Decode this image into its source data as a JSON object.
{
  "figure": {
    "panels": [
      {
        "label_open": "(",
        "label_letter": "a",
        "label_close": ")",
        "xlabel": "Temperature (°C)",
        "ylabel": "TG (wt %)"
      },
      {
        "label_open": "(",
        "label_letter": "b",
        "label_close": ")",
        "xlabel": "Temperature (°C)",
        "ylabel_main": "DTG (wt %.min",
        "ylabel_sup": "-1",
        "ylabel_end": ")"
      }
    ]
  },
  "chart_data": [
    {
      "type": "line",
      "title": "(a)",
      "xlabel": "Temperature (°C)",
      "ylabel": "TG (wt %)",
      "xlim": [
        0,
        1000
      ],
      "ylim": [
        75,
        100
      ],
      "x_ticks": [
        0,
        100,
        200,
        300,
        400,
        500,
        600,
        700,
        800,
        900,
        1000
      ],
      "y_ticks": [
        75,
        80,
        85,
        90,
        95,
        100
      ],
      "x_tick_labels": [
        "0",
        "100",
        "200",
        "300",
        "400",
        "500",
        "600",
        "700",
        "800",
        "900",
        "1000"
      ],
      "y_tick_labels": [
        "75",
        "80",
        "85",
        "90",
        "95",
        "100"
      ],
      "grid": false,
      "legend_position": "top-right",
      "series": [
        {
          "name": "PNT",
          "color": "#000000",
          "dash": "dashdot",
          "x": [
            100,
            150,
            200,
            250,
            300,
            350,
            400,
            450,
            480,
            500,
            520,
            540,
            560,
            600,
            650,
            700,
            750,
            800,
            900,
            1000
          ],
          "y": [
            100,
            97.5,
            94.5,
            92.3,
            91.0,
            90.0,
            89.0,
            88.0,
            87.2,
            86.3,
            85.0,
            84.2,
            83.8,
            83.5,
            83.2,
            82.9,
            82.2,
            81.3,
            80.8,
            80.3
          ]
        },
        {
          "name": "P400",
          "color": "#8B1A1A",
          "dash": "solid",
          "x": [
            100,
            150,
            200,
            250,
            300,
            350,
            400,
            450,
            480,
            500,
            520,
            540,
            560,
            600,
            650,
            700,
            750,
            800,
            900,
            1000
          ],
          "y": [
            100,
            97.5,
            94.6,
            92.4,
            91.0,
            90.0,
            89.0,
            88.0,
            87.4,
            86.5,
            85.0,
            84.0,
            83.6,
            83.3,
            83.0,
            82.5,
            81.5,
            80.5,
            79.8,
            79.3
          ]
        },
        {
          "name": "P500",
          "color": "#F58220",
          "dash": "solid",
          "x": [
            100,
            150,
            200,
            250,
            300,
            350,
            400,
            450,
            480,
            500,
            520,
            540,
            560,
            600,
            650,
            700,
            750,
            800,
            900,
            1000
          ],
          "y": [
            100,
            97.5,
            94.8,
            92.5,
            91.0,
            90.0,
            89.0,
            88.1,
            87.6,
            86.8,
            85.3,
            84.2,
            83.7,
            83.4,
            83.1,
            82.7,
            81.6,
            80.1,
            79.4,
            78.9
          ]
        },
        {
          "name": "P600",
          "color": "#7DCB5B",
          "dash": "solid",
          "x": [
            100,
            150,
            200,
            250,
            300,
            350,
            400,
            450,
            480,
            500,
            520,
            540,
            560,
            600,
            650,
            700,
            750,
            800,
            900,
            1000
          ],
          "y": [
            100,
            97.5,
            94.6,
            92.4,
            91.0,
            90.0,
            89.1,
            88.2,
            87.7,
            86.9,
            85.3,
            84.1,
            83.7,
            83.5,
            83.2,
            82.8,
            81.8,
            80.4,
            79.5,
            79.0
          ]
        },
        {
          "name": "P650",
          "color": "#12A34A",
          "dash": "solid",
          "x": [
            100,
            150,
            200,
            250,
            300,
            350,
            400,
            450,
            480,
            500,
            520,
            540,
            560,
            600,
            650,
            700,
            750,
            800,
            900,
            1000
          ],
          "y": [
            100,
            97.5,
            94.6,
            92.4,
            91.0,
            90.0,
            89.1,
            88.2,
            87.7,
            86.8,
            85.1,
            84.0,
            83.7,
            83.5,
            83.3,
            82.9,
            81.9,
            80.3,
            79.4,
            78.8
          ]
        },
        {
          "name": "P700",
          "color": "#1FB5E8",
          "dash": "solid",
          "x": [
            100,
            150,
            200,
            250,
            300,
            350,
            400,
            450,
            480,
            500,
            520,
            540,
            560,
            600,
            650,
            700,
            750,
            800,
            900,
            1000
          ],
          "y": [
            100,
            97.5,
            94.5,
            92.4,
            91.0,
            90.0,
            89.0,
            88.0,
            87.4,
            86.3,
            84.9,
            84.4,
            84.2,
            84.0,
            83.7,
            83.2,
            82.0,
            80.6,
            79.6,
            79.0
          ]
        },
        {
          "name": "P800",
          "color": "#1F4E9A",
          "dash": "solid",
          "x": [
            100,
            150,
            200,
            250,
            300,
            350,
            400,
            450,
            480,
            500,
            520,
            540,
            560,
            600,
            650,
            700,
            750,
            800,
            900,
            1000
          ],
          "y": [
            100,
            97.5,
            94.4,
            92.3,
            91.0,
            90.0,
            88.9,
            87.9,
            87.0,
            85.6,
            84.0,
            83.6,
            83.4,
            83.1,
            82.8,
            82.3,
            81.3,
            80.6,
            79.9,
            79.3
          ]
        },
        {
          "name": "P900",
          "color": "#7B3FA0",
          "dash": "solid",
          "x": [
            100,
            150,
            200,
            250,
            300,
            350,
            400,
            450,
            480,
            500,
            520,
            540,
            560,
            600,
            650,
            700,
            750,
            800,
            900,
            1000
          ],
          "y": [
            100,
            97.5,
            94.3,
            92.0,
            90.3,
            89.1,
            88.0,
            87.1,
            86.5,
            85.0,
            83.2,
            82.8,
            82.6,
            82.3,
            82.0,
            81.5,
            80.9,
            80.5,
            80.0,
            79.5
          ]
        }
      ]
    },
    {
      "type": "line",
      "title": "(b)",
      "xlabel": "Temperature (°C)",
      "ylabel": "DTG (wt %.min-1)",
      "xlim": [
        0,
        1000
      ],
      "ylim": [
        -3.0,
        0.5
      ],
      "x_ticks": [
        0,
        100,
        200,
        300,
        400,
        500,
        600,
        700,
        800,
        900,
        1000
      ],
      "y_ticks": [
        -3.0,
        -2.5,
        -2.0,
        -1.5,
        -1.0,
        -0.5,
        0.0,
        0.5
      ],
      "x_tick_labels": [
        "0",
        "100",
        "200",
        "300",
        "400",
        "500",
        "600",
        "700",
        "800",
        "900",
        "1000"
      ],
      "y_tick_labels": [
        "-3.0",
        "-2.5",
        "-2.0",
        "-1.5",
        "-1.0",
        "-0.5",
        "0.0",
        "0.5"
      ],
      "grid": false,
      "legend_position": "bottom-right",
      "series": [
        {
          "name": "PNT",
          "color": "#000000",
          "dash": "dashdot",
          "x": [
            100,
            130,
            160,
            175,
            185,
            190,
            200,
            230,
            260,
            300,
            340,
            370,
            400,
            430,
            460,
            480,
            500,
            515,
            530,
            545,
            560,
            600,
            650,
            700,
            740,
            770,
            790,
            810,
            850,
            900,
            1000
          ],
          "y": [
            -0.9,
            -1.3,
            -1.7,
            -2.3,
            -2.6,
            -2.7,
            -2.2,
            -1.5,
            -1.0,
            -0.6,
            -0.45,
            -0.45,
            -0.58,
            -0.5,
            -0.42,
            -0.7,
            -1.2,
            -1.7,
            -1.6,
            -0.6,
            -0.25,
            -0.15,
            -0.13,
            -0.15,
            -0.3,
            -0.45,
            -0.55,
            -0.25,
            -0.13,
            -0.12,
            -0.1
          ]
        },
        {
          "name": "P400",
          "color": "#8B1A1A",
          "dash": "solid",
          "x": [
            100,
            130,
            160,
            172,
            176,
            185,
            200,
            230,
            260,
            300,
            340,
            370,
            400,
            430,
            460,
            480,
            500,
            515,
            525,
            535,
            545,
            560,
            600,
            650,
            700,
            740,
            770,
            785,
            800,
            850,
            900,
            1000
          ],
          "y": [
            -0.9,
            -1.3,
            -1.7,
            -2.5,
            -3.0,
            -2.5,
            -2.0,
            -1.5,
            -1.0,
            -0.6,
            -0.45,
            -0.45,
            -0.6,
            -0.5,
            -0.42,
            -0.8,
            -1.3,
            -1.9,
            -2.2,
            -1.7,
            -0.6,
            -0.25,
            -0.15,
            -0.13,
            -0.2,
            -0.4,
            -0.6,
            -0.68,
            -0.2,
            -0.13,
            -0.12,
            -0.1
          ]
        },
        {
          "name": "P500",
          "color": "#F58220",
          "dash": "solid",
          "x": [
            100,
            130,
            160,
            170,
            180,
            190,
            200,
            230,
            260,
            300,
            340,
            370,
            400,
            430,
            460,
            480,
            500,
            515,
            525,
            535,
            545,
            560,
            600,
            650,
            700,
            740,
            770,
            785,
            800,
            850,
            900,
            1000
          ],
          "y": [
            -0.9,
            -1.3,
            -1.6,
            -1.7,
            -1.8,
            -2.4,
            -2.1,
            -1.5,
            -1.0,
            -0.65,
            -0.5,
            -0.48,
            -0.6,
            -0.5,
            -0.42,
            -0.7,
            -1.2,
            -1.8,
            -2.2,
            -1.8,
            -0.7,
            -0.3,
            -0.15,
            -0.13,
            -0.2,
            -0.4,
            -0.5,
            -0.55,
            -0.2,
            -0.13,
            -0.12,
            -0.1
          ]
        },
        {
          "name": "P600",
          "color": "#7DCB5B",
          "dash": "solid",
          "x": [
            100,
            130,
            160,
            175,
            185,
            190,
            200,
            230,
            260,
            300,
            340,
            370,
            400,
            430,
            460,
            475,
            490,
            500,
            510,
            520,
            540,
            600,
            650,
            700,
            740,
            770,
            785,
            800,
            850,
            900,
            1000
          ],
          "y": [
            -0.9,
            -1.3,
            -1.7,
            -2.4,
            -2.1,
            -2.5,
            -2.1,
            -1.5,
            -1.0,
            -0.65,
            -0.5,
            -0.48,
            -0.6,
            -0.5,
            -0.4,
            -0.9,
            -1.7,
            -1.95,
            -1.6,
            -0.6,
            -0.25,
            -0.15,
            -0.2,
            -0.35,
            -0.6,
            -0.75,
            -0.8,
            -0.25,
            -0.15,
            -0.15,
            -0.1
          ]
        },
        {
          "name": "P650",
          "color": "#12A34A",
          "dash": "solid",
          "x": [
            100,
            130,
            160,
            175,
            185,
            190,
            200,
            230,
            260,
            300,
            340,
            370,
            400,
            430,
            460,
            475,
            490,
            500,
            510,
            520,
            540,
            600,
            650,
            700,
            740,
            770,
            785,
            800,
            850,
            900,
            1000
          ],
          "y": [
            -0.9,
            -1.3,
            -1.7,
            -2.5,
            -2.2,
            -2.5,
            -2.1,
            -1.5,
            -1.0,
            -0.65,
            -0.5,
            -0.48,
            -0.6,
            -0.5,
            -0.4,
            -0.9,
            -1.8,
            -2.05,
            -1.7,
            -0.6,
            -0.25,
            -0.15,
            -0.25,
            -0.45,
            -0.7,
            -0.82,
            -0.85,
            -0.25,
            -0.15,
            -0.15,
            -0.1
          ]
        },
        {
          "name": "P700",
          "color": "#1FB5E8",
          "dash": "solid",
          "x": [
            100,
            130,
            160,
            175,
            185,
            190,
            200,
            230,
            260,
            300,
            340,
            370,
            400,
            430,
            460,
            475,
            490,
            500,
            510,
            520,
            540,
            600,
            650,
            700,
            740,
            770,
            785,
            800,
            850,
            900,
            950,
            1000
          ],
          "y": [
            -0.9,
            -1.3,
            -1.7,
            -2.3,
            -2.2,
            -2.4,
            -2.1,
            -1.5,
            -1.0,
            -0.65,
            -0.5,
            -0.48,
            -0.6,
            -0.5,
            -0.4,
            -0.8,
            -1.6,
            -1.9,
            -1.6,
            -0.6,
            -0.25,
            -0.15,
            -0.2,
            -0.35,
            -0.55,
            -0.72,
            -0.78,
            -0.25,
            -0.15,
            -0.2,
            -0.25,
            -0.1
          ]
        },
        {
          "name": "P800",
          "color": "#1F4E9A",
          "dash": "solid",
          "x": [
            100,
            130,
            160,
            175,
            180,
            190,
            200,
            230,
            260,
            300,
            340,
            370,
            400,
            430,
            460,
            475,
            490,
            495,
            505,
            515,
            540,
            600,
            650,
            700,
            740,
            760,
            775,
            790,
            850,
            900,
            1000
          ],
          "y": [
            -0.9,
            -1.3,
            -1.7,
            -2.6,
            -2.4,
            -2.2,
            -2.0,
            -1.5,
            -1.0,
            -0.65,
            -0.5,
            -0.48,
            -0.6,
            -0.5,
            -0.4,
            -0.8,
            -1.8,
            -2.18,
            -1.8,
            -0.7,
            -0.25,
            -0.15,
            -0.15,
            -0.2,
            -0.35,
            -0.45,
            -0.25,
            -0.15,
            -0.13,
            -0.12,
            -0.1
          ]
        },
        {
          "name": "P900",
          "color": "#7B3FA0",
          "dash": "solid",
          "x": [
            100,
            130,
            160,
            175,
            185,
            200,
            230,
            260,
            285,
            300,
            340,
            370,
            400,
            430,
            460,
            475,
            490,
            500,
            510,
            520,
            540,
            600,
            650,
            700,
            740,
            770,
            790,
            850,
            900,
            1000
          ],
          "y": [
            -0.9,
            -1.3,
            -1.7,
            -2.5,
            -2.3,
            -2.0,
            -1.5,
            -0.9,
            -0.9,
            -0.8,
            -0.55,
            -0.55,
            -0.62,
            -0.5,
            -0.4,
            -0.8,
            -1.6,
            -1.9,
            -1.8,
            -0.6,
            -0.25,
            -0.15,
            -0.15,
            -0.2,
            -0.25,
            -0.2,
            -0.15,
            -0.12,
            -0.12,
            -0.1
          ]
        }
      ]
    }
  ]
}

● **Description of the task**
Take every line from the records above that has the word "right" and copy it.

● **Result of the exercise**
      "legend_position": "top-right",
      "legend_position": "bottom-right",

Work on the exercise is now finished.